WHAT THE EXERCISE ASKS: Return the lines where the word "this" occurs.

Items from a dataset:

──────

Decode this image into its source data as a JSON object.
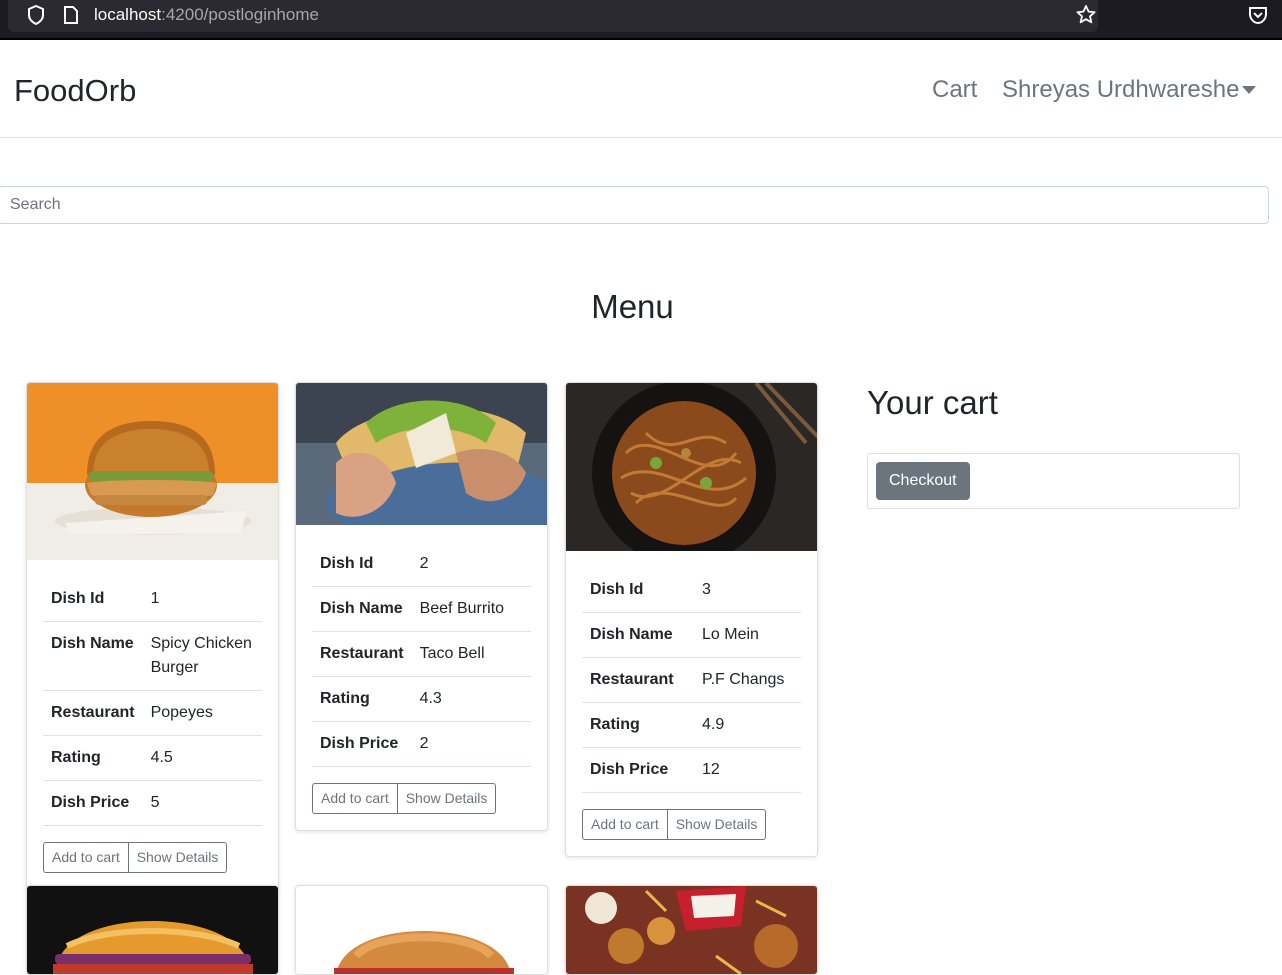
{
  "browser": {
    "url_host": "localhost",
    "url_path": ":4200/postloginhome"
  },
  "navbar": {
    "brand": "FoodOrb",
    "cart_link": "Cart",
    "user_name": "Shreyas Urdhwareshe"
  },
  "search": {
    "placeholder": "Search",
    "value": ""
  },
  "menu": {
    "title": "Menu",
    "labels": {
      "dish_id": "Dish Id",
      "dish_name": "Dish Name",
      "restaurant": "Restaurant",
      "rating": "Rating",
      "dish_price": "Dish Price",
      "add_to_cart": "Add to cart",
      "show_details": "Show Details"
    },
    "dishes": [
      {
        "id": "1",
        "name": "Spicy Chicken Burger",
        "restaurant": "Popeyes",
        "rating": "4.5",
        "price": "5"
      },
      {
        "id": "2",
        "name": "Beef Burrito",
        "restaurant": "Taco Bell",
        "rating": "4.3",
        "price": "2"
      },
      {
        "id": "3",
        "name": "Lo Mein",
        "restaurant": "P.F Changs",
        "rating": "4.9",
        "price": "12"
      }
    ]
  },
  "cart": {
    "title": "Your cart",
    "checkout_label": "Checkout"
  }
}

──────

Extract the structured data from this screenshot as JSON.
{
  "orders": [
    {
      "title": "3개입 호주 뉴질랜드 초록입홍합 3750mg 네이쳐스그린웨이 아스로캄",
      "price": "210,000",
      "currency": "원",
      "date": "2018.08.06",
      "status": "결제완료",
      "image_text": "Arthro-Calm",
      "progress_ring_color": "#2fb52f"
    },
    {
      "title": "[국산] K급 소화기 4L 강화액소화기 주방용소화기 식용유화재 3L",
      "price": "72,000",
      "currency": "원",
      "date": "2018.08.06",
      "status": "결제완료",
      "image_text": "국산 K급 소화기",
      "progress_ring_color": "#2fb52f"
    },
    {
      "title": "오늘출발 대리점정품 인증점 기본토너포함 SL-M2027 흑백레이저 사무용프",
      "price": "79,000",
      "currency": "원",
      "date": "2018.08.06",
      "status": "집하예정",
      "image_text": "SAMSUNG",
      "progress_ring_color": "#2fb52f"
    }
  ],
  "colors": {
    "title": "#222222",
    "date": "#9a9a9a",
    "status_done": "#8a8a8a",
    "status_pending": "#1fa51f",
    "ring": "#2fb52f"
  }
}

──────

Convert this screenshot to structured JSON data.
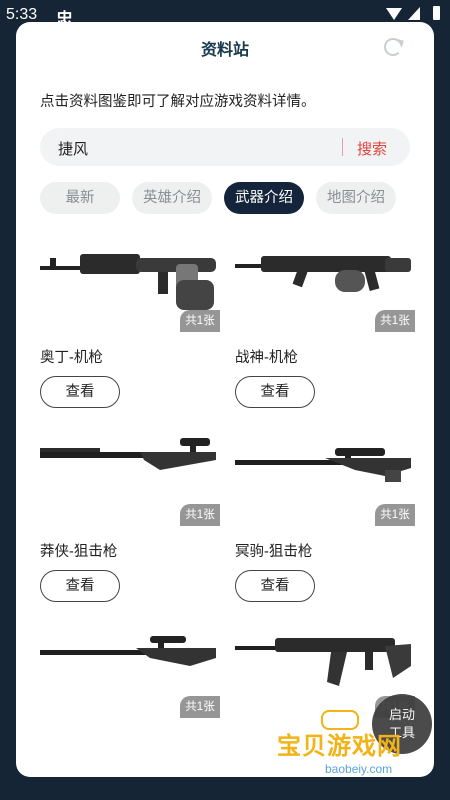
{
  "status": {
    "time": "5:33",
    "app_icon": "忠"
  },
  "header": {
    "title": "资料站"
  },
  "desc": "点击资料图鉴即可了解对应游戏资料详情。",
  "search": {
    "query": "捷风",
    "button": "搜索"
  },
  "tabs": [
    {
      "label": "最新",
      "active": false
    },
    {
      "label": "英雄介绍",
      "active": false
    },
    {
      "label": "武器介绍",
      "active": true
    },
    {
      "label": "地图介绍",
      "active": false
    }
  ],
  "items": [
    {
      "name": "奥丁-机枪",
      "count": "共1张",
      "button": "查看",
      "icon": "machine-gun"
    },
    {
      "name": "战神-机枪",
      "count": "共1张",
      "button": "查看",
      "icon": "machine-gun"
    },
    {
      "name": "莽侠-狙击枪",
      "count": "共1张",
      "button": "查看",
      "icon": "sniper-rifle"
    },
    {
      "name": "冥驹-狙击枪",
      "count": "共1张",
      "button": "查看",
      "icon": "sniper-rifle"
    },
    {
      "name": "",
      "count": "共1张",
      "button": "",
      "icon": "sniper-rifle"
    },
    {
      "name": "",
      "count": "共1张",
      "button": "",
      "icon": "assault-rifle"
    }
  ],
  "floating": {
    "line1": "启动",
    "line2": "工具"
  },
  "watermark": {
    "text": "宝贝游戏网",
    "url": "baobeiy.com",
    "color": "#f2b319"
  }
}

──────

RESPONSE TO THE EXERCISE:
Decode this image into its source data as a JSON object.
Extract the structured data from this screenshot as JSON.
Convert this screenshot to structured JSON data.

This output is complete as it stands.